Source records:
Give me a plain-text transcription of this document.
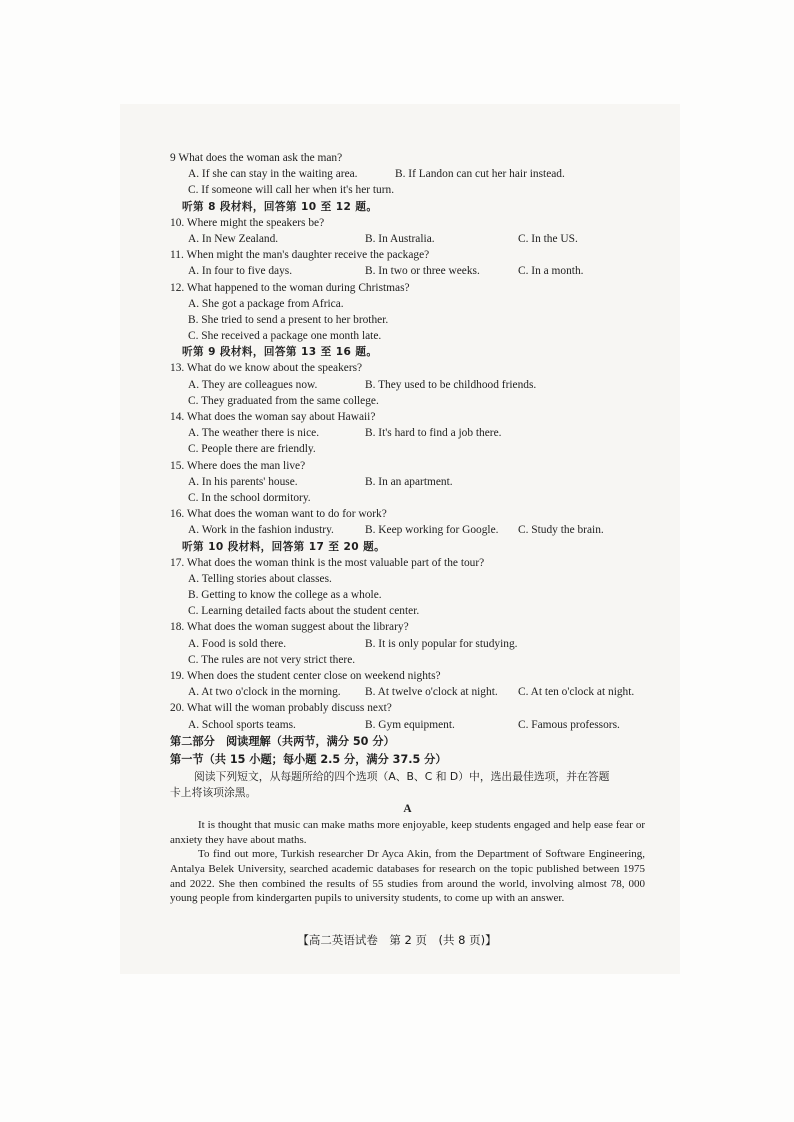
9 What does the woman ask the man?
A. If she can stay in the waiting area.	B. If Landon can cut her hair instead.
C. If someone will call her when it's her turn.
听第 8 段材料，回答第 10 至 12 题。
10. Where might the speakers be?
A. In New Zealand.	B. In Australia.	C. In the US.
11. When might the man's daughter receive the package?
A. In four to five days.	B. In two or three weeks.	C. In a month.
12. What happened to the woman during Christmas?
A. She got a package from Africa.
B. She tried to send a present to her brother.
C. She received a package one month late.
听第 9 段材料，回答第 13 至 16 题。
13. What do we know about the speakers?
A. They are colleagues now.	B. They used to be childhood friends.
C. They graduated from the same college.
14. What does the woman say about Hawaii?
A. The weather there is nice.	B. It's hard to find a job there.
C. People there are friendly.
15. Where does the man live?
A. In his parents' house.	B. In an apartment.
C. In the school dormitory.
16. What does the woman want to do for work?
A. Work in the fashion industry.	B. Keep working for Google. C. Study the brain.
听第 10 段材料，回答第 17 至 20 题。
17. What does the woman think is the most valuable part of the tour?
A. Telling stories about classes.
B. Getting to know the college as a whole.
C. Learning detailed facts about the student center.
18. What does the woman suggest about the library?
A. Food is sold there.	B. It is only popular for studying.
C. The rules are not very strict there.
19. When does the student center close on weekend nights?
A. At two o'clock in the morning. B. At twelve o'clock at night. C. At ten o'clock at night.
20. What will the woman probably discuss next?
A. School sports teams.	B. Gym equipment.	C. Famous professors.
第二部分　阅读理解（共两节，满分 50 分）
第一节（共 15 小题；每小题 2.5 分，满分 37.5 分）
阅读下列短文，从每题所给的四个选项（A、B、C 和 D）中，选出最佳选项，并在答题
卡上将该项涂黑。
A

It is thought that music can make maths more enjoyable, keep students engaged and help ease fear or anxiety they have about maths.

To find out more, Turkish researcher Dr Ayca Akin, from the Department of Software Engineering, Antalya Belek University, searched academic databases for research on the topic published between 1975 and 2022. She then combined the results of 55 studies from around the world, involving almost 78, 000 young people from kindergarten pupils to university students, to come up with an answer.

【高二英语试卷　第 2 页　(共 8 页)】
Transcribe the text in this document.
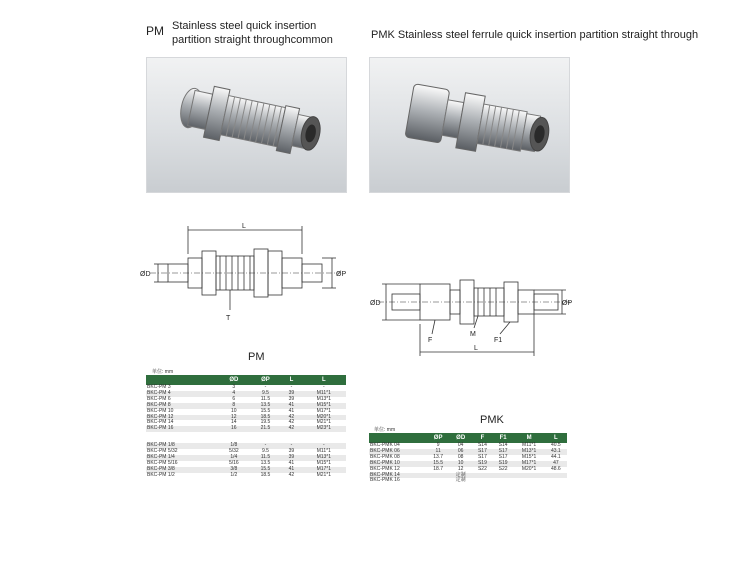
PM Stainless steel quick insertion
partition straight throughcommon	PMK Stainless steel ferrule quick insertion partition straight through
L
ØP
ØD
T
ØD	ØP
F
M
F1
L
PM
单位: mm
	ØD	ØP	L	L
BKC-PM 3	3	-	-	-
BKC-PM 4	4	9.5	39	M11*1
BKC-PM 6	6	11.5	39	M13*1
BKC-PM 8	8	13.5	41	M15*1
BKC-PM 10	10	15.5	41	M17*1
BKC-PM 12	12	18.5	42	M20*1
BKC-PM 14	14	19.5	42	M21*1
BKC-PM 16	16	21.5	42	M23*1

BKC-PM 1/8	1/8	-	-	-
BKC-PM 5/32	5/32	9.5	39	M11*1
BKC-PM 1/4	1/4	11.5	39	M13*1
BKC-PM 5/16	5/16	13.5	41	M15*1
BKC-PM 3/8	3/8	15.5	41	M17*1
BKC-PM 1/2	1/2	18.5	42	M21*1
PMK
单位: mm
	ØP	ØD	F	F1	M	L
BKC-PMK 04	9	04	S14	S14	M11*1	40.5
BKC-PMK 06	11	06	S17	S17	M13*1	43.1
BKC-PMK 08	13.7	08	S17	S17	M15*1	44.1
BKC-PMK 10	15.5	10	S19	S19	M17*1	47
BKC-PMK 12	18.7	12	S22	S22	M20*1	48.6
BKC-PMK 14		定制				
BKC-PMK 16		定制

What to work on:
Copy every record character for character. Skip the pictures.

Exercise answer:
Give me a plain-text transcription of this document.
9 What does the woman ask the man?
A. If she can stay in the waiting area.	B. If Landon can cut her hair instead.
C. If someone will call her when it's her turn.
听第 8 段材料，回答第 10 至 12 题。
10. Where might the speakers be?
A. In New Zealand.	B. In Australia.	C. In the US.
11. When might the man's daughter receive the package?
A. In four to five days.	B. In two or three weeks.	C. In a month.
12. What happened to the woman during Christmas?
A. She got a package from Africa.
B. She tried to send a present to her brother.
C. She received a package one month late.
听第 9 段材料，回答第 13 至 16 题。
13. What do we know about the speakers?
A. They are colleagues now.	B. They used to be childhood friends.
C. They graduated from the same college.
14. What does the woman say about Hawaii?
A. The weather there is nice.	B. It's hard to find a job there.
C. People there are friendly.
15. Where does the man live?
A. In his parents' house.	B. In an apartment.
C. In the school dormitory.
16. What does the woman want to do for work?
A. Work in the fashion industry.	B. Keep working for Google. C. Study the brain.
听第 10 段材料，回答第 17 至 20 题。
17. What does the woman think is the most valuable part of the tour?
A. Telling stories about classes.
B. Getting to know the college as a whole.
C. Learning detailed facts about the student center.
18. What does the woman suggest about the library?
A. Food is sold there.	B. It is only popular for studying.
C. The rules are not very strict there.
19. When does the student center close on weekend nights?
A. At two o'clock in the morning. B. At twelve o'clock at night. C. At ten o'clock at night.
20. What will the woman probably discuss next?
A. School sports teams.	B. Gym equipment.	C. Famous professors.
第二部分　阅读理解（共两节，满分 50 分）
第一节（共 15 小题；每小题 2.5 分，满分 37.5 分）
阅读下列短文，从每题所给的四个选项（A、B、C 和 D）中，选出最佳选项，并在答题
卡上将该项涂黑。
A

It is thought that music can make maths more enjoyable, keep students engaged and help ease fear or anxiety they have about maths.

To find out more, Turkish researcher Dr Ayca Akin, from the Department of Software Engineering, Antalya Belek University, searched academic databases for research on the topic published between 1975 and 2022. She then combined the results of 55 studies from around the world, involving almost 78, 000 young people from kindergarten pupils to university students, to come up with an answer.

【高二英语试卷　第 2 页　(共 8 页)】
Transcribe the text in this document.
PM Stainless steel quick insertion
partition straight throughcommon	PMK Stainless steel ferrule quick insertion partition straight through
L
ØP
ØD
T
ØD	ØP
F
M
F1
L
PM
单位: mm
	ØD	ØP	L	L
BKC-PM 3	3	-	-	-
BKC-PM 4	4	9.5	39	M11*1
BKC-PM 6	6	11.5	39	M13*1
BKC-PM 8	8	13.5	41	M15*1
BKC-PM 10	10	15.5	41	M17*1
BKC-PM 12	12	18.5	42	M20*1
BKC-PM 14	14	19.5	42	M21*1
BKC-PM 16	16	21.5	42	M23*1

BKC-PM 1/8	1/8	-	-	-
BKC-PM 5/32	5/32	9.5	39	M11*1
BKC-PM 1/4	1/4	11.5	39	M13*1
BKC-PM 5/16	5/16	13.5	41	M15*1
BKC-PM 3/8	3/8	15.5	41	M17*1
BKC-PM 1/2	1/2	18.5	42	M21*1
PMK
单位: mm
	ØP	ØD	F	F1	M	L
BKC-PMK 04	9	04	S14	S14	M11*1	40.5
BKC-PMK 06	11	06	S17	S17	M13*1	43.1
BKC-PMK 08	13.7	08	S17	S17	M15*1	44.1
BKC-PMK 10	15.5	10	S19	S19	M17*1	47
BKC-PMK 12	18.7	12	S22	S22	M20*1	48.6
BKC-PMK 14		定制				
BKC-PMK 16		定制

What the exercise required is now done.